> [LISTING]:
*-*-*

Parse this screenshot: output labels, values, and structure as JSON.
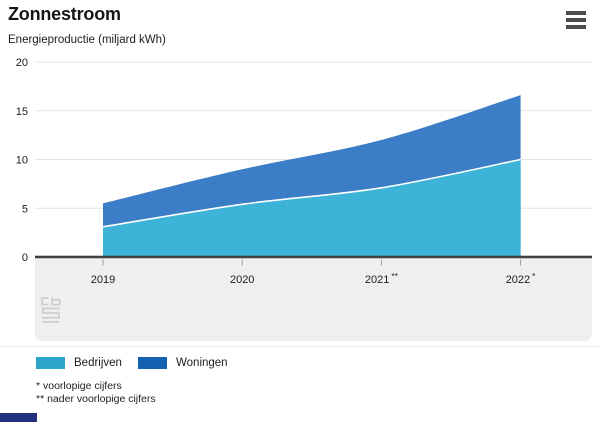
{
  "header": {
    "title": "Zonnestroom",
    "subtitle": "Energieproductie (miljard kWh)"
  },
  "icons": {
    "menu": "hamburger-menu-icon",
    "watermark": "cbs-logo-icon"
  },
  "chart_data": {
    "type": "area",
    "stacked": true,
    "title": "Zonnestroom",
    "ylabel": "Energieproductie (miljard kWh)",
    "categories": [
      "2019",
      "2020",
      "2021 **",
      "2022 *"
    ],
    "series": [
      {
        "name": "Bedrijven",
        "color": "#2da4c9",
        "area_color": "#3db4d7",
        "values": [
          3.1,
          5.4,
          7.1,
          10.0
        ]
      },
      {
        "name": "Woningen",
        "color": "#1562b2",
        "area_color": "#3b7dc6",
        "values": [
          2.4,
          3.6,
          4.9,
          6.6
        ]
      }
    ],
    "totals": [
      5.5,
      9.0,
      12.0,
      16.6
    ],
    "ylim": [
      0,
      20
    ],
    "yticks": [
      0,
      5,
      10,
      15,
      20
    ],
    "grid": true,
    "legend_position": "bottom"
  },
  "legend": {
    "items": [
      {
        "label": "Bedrijven",
        "color": "#2da4c9"
      },
      {
        "label": "Woningen",
        "color": "#1562b2"
      }
    ]
  },
  "footnotes": [
    "* voorlopige cijfers",
    "** nader voorlopige cijfers"
  ],
  "colors": {
    "grid_line": "#e3e3e3",
    "axis_line": "#3f3f3f",
    "axis_band": "#efefef",
    "tick": "#9b9b9b",
    "text": "#1d1d1d",
    "accent_bar": "#22307e",
    "boundary_line": "#ffffff"
  }
}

*-*-*

> [GIVEN INSTRUCTION]:
Leaving the pictures aside, transcribe the entire listing exactly.

> [RESPONSE]:
Parse this screenshot: output labels, values, and structure as JSON.
{
  "header": {
    "title": "Zonnestroom",
    "subtitle": "Energieproductie (miljard kWh)"
  },
  "icons": {
    "menu": "hamburger-menu-icon",
    "watermark": "cbs-logo-icon"
  },
  "chart_data": {
    "type": "area",
    "stacked": true,
    "title": "Zonnestroom",
    "ylabel": "Energieproductie (miljard kWh)",
    "categories": [
      "2019",
      "2020",
      "2021 **",
      "2022 *"
    ],
    "series": [
      {
        "name": "Bedrijven",
        "color": "#2da4c9",
        "area_color": "#3db4d7",
        "values": [
          3.1,
          5.4,
          7.1,
          10.0
        ]
      },
      {
        "name": "Woningen",
        "color": "#1562b2",
        "area_color": "#3b7dc6",
        "values": [
          2.4,
          3.6,
          4.9,
          6.6
        ]
      }
    ],
    "totals": [
      5.5,
      9.0,
      12.0,
      16.6
    ],
    "ylim": [
      0,
      20
    ],
    "yticks": [
      0,
      5,
      10,
      15,
      20
    ],
    "grid": true,
    "legend_position": "bottom"
  },
  "legend": {
    "items": [
      {
        "label": "Bedrijven",
        "color": "#2da4c9"
      },
      {
        "label": "Woningen",
        "color": "#1562b2"
      }
    ]
  },
  "footnotes": [
    "* voorlopige cijfers",
    "** nader voorlopige cijfers"
  ],
  "colors": {
    "grid_line": "#e3e3e3",
    "axis_line": "#3f3f3f",
    "axis_band": "#efefef",
    "tick": "#9b9b9b",
    "text": "#1d1d1d",
    "accent_bar": "#22307e",
    "boundary_line": "#ffffff"
  }
}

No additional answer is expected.